| PROBLEM REQUIREMENTS |
Transcribe every entry word for word, leaving out all images.
── TASK MATERIAL ──
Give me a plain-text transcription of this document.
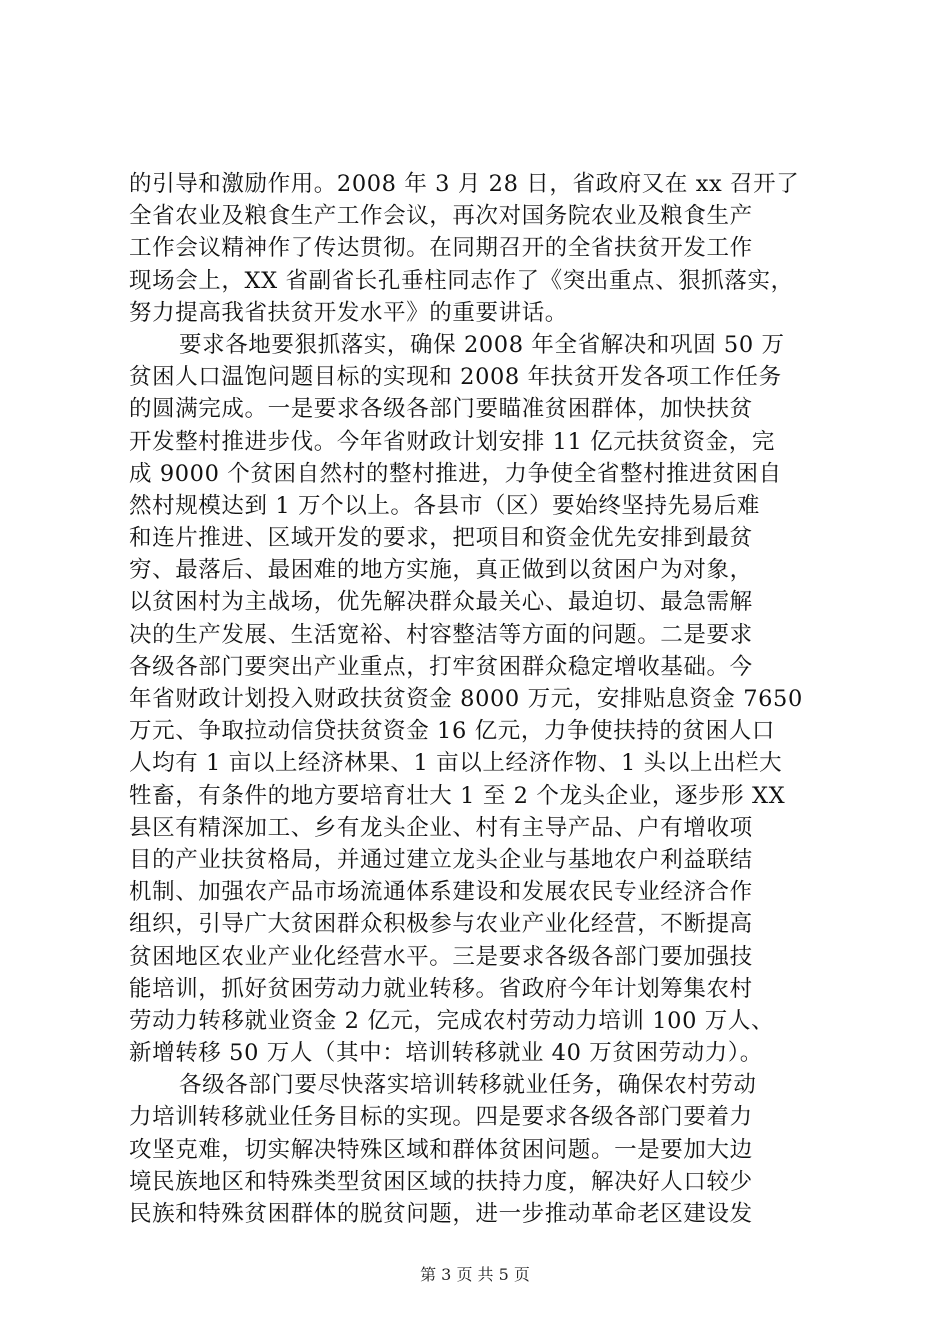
的引导和激励作用。2008 年 3 月 28 日，省政府又在 xx 召开了
全省农业及粮食生产工作会议，再次对国务院农业及粮食生产
工作会议精神作了传达贯彻。在同期召开的全省扶贫开发工作
现场会上，XX 省副省长孔垂柱同志作了《突出重点、狠抓落实，
努力提高我省扶贫开发水平》的重要讲话。
要求各地要狠抓落实，确保 2008 年全省解决和巩固 50 万
贫困人口温饱问题目标的实现和 2008 年扶贫开发各项工作任务
的圆满完成。一是要求各级各部门要瞄准贫困群体，加快扶贫
开发整村推进步伐。今年省财政计划安排 11 亿元扶贫资金，完
成 9000 个贫困自然村的整村推进，力争使全省整村推进贫困自
然村规模达到 1 万个以上。各县市（区）要始终坚持先易后难
和连片推进、区域开发的要求，把项目和资金优先安排到最贫
穷、最落后、最困难的地方实施，真正做到以贫困户为对象，
以贫困村为主战场，优先解决群众最关心、最迫切、最急需解
决的生产发展、生活宽裕、村容整洁等方面的问题。二是要求
各级各部门要突出产业重点，打牢贫困群众稳定增收基础。今
年省财政计划投入财政扶贫资金 8000 万元，安排贴息资金 7650
万元、争取拉动信贷扶贫资金 16 亿元，力争使扶持的贫困人口
人均有 1 亩以上经济林果、1 亩以上经济作物、1 头以上出栏大
牲畜，有条件的地方要培育壮大 1 至 2 个龙头企业，逐步形 XX
县区有精深加工、乡有龙头企业、村有主导产品、户有增收项
目的产业扶贫格局，并通过建立龙头企业与基地农户利益联结
机制、加强农产品市场流通体系建设和发展农民专业经济合作
组织，引导广大贫困群众积极参与农业产业化经营，不断提高
贫困地区农业产业化经营水平。三是要求各级各部门要加强技
能培训，抓好贫困劳动力就业转移。省政府今年计划筹集农村
劳动力转移就业资金 2 亿元，完成农村劳动力培训 100 万人、
新增转移 50 万人（其中：培训转移就业 40 万贫困劳动力）。
各级各部门要尽快落实培训转移就业任务，确保农村劳动
力培训转移就业任务目标的实现。四是要求各级各部门要着力
攻坚克难，切实解决特殊区域和群体贫困问题。一是要加大边
境民族地区和特殊类型贫困区域的扶持力度，解决好人口较少
民族和特殊贫困群体的脱贫问题，进一步推动革命老区建设发
第 3 页 共 5 页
───
| THE REPLY |
Give me a plain-text transcription of this document.
的引导和激励作用。2008 年 3 月 28 日，省政府又在 xx 召开了
全省农业及粮食生产工作会议，再次对国务院农业及粮食生产
工作会议精神作了传达贯彻。在同期召开的全省扶贫开发工作
现场会上，XX 省副省长孔垂柱同志作了《突出重点、狠抓落实，
努力提高我省扶贫开发水平》的重要讲话。
要求各地要狠抓落实，确保 2008 年全省解决和巩固 50 万
贫困人口温饱问题目标的实现和 2008 年扶贫开发各项工作任务
的圆满完成。一是要求各级各部门要瞄准贫困群体，加快扶贫
开发整村推进步伐。今年省财政计划安排 11 亿元扶贫资金，完
成 9000 个贫困自然村的整村推进，力争使全省整村推进贫困自
然村规模达到 1 万个以上。各县市（区）要始终坚持先易后难
和连片推进、区域开发的要求，把项目和资金优先安排到最贫
穷、最落后、最困难的地方实施，真正做到以贫困户为对象，
以贫困村为主战场，优先解决群众最关心、最迫切、最急需解
决的生产发展、生活宽裕、村容整洁等方面的问题。二是要求
各级各部门要突出产业重点，打牢贫困群众稳定增收基础。今
年省财政计划投入财政扶贫资金 8000 万元，安排贴息资金 7650
万元、争取拉动信贷扶贫资金 16 亿元，力争使扶持的贫困人口
人均有 1 亩以上经济林果、1 亩以上经济作物、1 头以上出栏大
牲畜，有条件的地方要培育壮大 1 至 2 个龙头企业，逐步形 XX
县区有精深加工、乡有龙头企业、村有主导产品、户有增收项
目的产业扶贫格局，并通过建立龙头企业与基地农户利益联结
机制、加强农产品市场流通体系建设和发展农民专业经济合作
组织，引导广大贫困群众积极参与农业产业化经营，不断提高
贫困地区农业产业化经营水平。三是要求各级各部门要加强技
能培训，抓好贫困劳动力就业转移。省政府今年计划筹集农村
劳动力转移就业资金 2 亿元，完成农村劳动力培训 100 万人、
新增转移 50 万人（其中：培训转移就业 40 万贫困劳动力）。
各级各部门要尽快落实培训转移就业任务，确保农村劳动
力培训转移就业任务目标的实现。四是要求各级各部门要着力
攻坚克难，切实解决特殊区域和群体贫困问题。一是要加大边
境民族地区和特殊类型贫困区域的扶持力度，解决好人口较少
民族和特殊贫困群体的脱贫问题，进一步推动革命老区建设发
第 3 页 共 5 页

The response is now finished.